EXCERPTED DATA
_ _ _ _
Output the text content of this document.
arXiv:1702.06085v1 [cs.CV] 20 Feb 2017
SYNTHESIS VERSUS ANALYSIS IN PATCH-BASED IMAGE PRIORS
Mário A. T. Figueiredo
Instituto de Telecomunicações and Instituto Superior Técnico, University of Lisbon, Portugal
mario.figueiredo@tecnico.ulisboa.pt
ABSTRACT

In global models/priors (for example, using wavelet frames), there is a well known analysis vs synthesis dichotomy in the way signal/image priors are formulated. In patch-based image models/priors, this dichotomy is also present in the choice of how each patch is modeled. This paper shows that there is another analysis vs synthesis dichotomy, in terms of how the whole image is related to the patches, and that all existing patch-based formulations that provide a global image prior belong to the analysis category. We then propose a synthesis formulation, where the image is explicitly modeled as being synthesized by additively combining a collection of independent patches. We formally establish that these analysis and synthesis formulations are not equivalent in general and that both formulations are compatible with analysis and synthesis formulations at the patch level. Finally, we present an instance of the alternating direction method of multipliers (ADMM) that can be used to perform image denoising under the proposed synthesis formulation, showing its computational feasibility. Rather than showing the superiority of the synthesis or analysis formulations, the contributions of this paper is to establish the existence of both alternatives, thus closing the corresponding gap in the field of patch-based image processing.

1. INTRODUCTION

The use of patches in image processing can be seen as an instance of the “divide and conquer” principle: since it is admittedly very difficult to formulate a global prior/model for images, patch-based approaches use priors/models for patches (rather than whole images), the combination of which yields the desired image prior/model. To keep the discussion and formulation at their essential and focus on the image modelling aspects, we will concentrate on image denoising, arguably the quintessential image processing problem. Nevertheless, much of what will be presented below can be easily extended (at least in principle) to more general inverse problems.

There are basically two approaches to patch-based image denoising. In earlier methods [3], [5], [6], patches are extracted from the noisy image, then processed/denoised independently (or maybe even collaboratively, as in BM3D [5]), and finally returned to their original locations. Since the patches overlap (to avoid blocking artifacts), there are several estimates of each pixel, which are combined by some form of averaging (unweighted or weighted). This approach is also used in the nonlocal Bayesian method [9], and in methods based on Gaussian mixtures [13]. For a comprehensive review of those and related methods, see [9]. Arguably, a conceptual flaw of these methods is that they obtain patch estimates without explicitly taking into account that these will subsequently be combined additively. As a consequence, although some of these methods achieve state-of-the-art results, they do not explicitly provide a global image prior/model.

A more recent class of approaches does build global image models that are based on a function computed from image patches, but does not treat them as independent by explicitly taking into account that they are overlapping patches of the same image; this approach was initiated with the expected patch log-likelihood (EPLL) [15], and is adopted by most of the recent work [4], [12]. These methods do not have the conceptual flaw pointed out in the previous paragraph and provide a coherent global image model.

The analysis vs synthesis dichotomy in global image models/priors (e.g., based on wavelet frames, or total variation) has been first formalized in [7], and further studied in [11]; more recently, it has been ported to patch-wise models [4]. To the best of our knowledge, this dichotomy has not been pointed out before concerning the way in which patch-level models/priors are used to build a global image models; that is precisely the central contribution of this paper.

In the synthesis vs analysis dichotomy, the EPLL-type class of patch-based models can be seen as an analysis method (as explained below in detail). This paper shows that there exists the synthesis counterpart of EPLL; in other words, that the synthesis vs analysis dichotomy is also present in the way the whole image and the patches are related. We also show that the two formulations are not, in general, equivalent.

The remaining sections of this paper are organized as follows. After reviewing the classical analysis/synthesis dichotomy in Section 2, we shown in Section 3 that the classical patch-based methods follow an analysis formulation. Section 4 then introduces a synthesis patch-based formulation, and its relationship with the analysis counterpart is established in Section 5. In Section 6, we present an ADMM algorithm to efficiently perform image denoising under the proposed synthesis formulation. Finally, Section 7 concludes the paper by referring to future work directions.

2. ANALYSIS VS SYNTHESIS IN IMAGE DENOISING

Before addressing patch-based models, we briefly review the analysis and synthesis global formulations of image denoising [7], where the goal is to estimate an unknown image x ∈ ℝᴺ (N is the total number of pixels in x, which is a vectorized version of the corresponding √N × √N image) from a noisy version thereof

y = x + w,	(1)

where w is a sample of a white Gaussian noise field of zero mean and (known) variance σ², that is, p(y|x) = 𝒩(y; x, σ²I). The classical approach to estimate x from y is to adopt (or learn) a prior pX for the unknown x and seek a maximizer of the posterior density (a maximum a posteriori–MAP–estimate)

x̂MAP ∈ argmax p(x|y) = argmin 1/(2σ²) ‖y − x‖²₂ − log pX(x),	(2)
_ _ _ _
STATED TASK
Copy every line that contains the string "work".

PROBLEM SOLUTION
A more recent class of approaches does build global image models that are based on a function computed from image patches, but does not treat them as independent by explicitly taking into account that they are overlapping patches of the same image; this approach was initiated with the expected patch log-likelihood (EPLL) [15], and is adopted by most of the recent work [4], [12]. These methods do not have the conceptual flaw pointed out in the previous paragraph and provide a coherent global image model.
The remaining sections of this paper are organized as follows. After reviewing the classical analysis/synthesis dichotomy in Section 2, we shown in Section 3 that the classical patch-based methods follow an analysis formulation. Section 4 then introduces a synthesis patch-based formulation, and its relationship with the analysis counterpart is established in Section 5. In Section 6, we present an ADMM algorithm to efficiently perform image denoising under the proposed synthesis formulation. Finally, Section 7 concludes the paper by referring to future work directions.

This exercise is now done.